[start of ITEMS]

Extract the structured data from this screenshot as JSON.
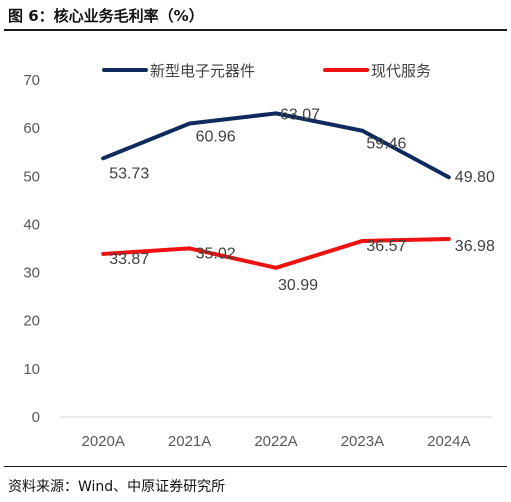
{
  "figure": {
    "title": "图 6：核心业务毛利率（%）",
    "source": "资料来源：Wind、中原证券研究所"
  },
  "chart_data": {
    "type": "line",
    "title": "",
    "xlabel": "",
    "ylabel": "",
    "categories": [
      "2020A",
      "2021A",
      "2022A",
      "2023A",
      "2024A"
    ],
    "ylim": [
      0,
      70
    ],
    "yticks": [
      0,
      10,
      20,
      30,
      40,
      50,
      60,
      70
    ],
    "grid": false,
    "legend": "top",
    "series": [
      {
        "name": "新型电子元器件",
        "color": "#0f2a5c",
        "values": [
          53.73,
          60.96,
          63.07,
          59.46,
          49.8
        ],
        "labels": [
          "53.73",
          "60.96",
          "63.07",
          "59.46",
          "49.80"
        ]
      },
      {
        "name": "现代服务",
        "color": "#ee1111",
        "values": [
          33.87,
          35.02,
          30.99,
          36.57,
          36.98
        ],
        "labels": [
          "33.87",
          "35.02",
          "30.99",
          "36.57",
          "36.98"
        ]
      }
    ]
  }
}
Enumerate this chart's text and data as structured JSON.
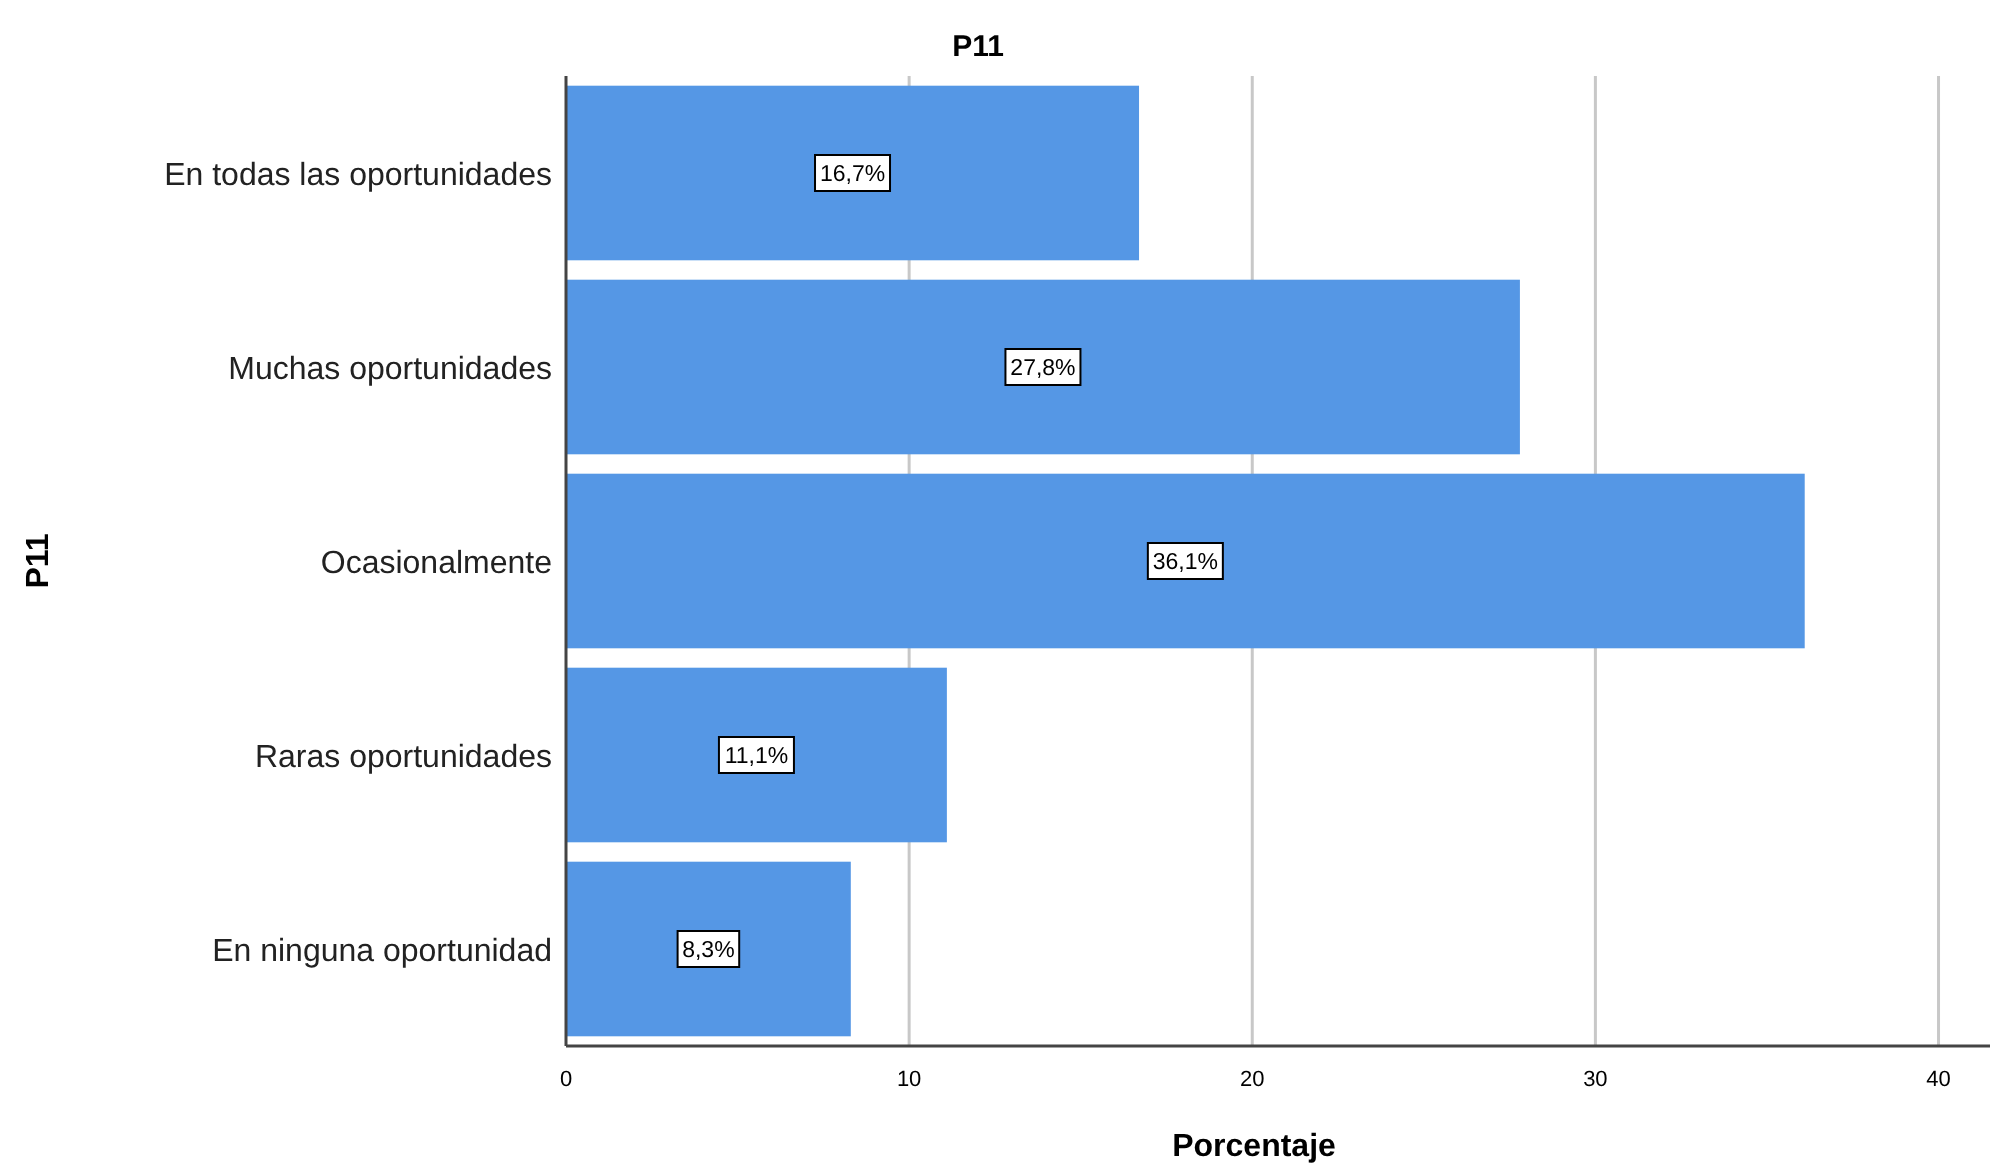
{
  "chart_data": {
    "type": "bar",
    "orientation": "horizontal",
    "title": "P11",
    "xlabel": "Porcentaje",
    "ylabel": "P11",
    "categories": [
      "En todas las oportunidades",
      "Muchas oportunidades",
      "Ocasionalmente",
      "Raras oportunidades",
      "En ninguna oportunidad"
    ],
    "values": [
      16.7,
      27.8,
      36.1,
      11.1,
      8.3
    ],
    "value_labels": [
      "16,7%",
      "27,8%",
      "36,1%",
      "11,1%",
      "8,3%"
    ],
    "color": "#5597e5",
    "xlim": [
      0,
      41.5
    ],
    "xticks": [
      0,
      10,
      20,
      30,
      40
    ],
    "grid": "x"
  }
}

[end of ITEMS]

▶ **REQUIREMENT**:
Copy each line above precisely, dropping the pictures.

▶ **THE ANSWER**:
Extract the structured data from this screenshot as JSON.
{
  "figure": {
    "title": "图 6：核心业务毛利率（%）",
    "source": "资料来源：Wind、中原证券研究所"
  },
  "chart_data": {
    "type": "line",
    "title": "",
    "xlabel": "",
    "ylabel": "",
    "categories": [
      "2020A",
      "2021A",
      "2022A",
      "2023A",
      "2024A"
    ],
    "ylim": [
      0,
      70
    ],
    "yticks": [
      0,
      10,
      20,
      30,
      40,
      50,
      60,
      70
    ],
    "grid": false,
    "legend": "top",
    "series": [
      {
        "name": "新型电子元器件",
        "color": "#0f2a5c",
        "values": [
          53.73,
          60.96,
          63.07,
          59.46,
          49.8
        ],
        "labels": [
          "53.73",
          "60.96",
          "63.07",
          "59.46",
          "49.80"
        ]
      },
      {
        "name": "现代服务",
        "color": "#ee1111",
        "values": [
          33.87,
          35.02,
          30.99,
          36.57,
          36.98
        ],
        "labels": [
          "33.87",
          "35.02",
          "30.99",
          "36.57",
          "36.98"
        ]
      }
    ]
  }
}
Enumerate this chart's text and data as structured JSON.
{
  "chart_data": {
    "type": "bar",
    "orientation": "horizontal",
    "title": "P11",
    "xlabel": "Porcentaje",
    "ylabel": "P11",
    "categories": [
      "En todas las oportunidades",
      "Muchas oportunidades",
      "Ocasionalmente",
      "Raras oportunidades",
      "En ninguna oportunidad"
    ],
    "values": [
      16.7,
      27.8,
      36.1,
      11.1,
      8.3
    ],
    "value_labels": [
      "16,7%",
      "27,8%",
      "36,1%",
      "11,1%",
      "8,3%"
    ],
    "color": "#5597e5",
    "xlim": [
      0,
      41.5
    ],
    "xticks": [
      0,
      10,
      20,
      30,
      40
    ],
    "grid": "x"
  }
}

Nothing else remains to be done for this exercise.